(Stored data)

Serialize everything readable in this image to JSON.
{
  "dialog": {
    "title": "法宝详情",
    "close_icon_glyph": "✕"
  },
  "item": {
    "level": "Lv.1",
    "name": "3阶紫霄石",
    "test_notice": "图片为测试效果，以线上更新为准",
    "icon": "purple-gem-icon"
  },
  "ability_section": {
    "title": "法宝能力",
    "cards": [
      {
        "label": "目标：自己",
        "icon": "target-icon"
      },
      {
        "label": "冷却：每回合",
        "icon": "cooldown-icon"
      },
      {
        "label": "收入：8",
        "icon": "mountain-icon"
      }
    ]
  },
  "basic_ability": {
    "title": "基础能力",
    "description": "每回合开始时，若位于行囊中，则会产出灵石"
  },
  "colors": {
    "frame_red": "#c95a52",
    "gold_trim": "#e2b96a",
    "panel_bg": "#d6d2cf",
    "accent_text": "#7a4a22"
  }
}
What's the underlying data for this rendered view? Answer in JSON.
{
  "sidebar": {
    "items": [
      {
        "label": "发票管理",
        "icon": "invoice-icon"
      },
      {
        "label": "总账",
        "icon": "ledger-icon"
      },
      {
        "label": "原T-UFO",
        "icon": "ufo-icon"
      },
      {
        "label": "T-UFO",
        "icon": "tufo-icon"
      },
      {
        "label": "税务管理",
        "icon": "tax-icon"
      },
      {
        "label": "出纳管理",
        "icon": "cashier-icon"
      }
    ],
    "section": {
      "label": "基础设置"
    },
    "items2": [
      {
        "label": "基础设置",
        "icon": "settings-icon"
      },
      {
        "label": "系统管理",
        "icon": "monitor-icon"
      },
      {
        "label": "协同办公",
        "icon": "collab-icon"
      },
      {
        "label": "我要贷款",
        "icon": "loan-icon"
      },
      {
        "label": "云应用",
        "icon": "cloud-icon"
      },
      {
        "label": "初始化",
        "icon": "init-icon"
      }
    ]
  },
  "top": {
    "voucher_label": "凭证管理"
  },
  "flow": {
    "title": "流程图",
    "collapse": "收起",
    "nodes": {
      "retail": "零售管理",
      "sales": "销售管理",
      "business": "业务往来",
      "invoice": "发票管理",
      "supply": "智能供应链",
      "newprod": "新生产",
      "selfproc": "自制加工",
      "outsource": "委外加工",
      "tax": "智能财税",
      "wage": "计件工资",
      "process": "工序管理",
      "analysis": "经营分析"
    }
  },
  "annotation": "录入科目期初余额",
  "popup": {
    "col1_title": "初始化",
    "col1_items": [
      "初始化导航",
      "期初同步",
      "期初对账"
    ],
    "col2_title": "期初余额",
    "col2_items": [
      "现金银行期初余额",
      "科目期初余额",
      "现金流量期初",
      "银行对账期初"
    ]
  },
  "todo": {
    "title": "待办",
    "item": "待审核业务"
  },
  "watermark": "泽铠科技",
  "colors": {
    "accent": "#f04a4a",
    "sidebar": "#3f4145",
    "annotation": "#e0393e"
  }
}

Requirement —
Quote every record above exactly.

Written reply —
Serialize everything readable in this image to JSON.
{
  "dialog": {
    "title": "法宝详情",
    "close_icon_glyph": "✕"
  },
  "item": {
    "level": "Lv.1",
    "name": "3阶紫霄石",
    "test_notice": "图片为测试效果，以线上更新为准",
    "icon": "purple-gem-icon"
  },
  "ability_section": {
    "title": "法宝能力",
    "cards": [
      {
        "label": "目标：自己",
        "icon": "target-icon"
      },
      {
        "label": "冷却：每回合",
        "icon": "cooldown-icon"
      },
      {
        "label": "收入：8",
        "icon": "mountain-icon"
      }
    ]
  },
  "basic_ability": {
    "title": "基础能力",
    "description": "每回合开始时，若位于行囊中，则会产出灵石"
  },
  "colors": {
    "frame_red": "#c95a52",
    "gold_trim": "#e2b96a",
    "panel_bg": "#d6d2cf",
    "accent_text": "#7a4a22"
  }
}
What's the underlying data for this rendered view? Answer in JSON.
{
  "sidebar": {
    "items": [
      {
        "label": "发票管理",
        "icon": "invoice-icon"
      },
      {
        "label": "总账",
        "icon": "ledger-icon"
      },
      {
        "label": "原T-UFO",
        "icon": "ufo-icon"
      },
      {
        "label": "T-UFO",
        "icon": "tufo-icon"
      },
      {
        "label": "税务管理",
        "icon": "tax-icon"
      },
      {
        "label": "出纳管理",
        "icon": "cashier-icon"
      }
    ],
    "section": {
      "label": "基础设置"
    },
    "items2": [
      {
        "label": "基础设置",
        "icon": "settings-icon"
      },
      {
        "label": "系统管理",
        "icon": "monitor-icon"
      },
      {
        "label": "协同办公",
        "icon": "collab-icon"
      },
      {
        "label": "我要贷款",
        "icon": "loan-icon"
      },
      {
        "label": "云应用",
        "icon": "cloud-icon"
      },
      {
        "label": "初始化",
        "icon": "init-icon"
      }
    ]
  },
  "top": {
    "voucher_label": "凭证管理"
  },
  "flow": {
    "title": "流程图",
    "collapse": "收起",
    "nodes": {
      "retail": "零售管理",
      "sales": "销售管理",
      "business": "业务往来",
      "invoice": "发票管理",
      "supply": "智能供应链",
      "newprod": "新生产",
      "selfproc": "自制加工",
      "outsource": "委外加工",
      "tax": "智能财税",
      "wage": "计件工资",
      "process": "工序管理",
      "analysis": "经营分析"
    }
  },
  "annotation": "录入科目期初余额",
  "popup": {
    "col1_title": "初始化",
    "col1_items": [
      "初始化导航",
      "期初同步",
      "期初对账"
    ],
    "col2_title": "期初余额",
    "col2_items": [
      "现金银行期初余额",
      "科目期初余额",
      "现金流量期初",
      "银行对账期初"
    ]
  },
  "todo": {
    "title": "待办",
    "item": "待审核业务"
  },
  "watermark": "泽铠科技",
  "colors": {
    "accent": "#f04a4a",
    "sidebar": "#3f4145",
    "annotation": "#e0393e"
  }
}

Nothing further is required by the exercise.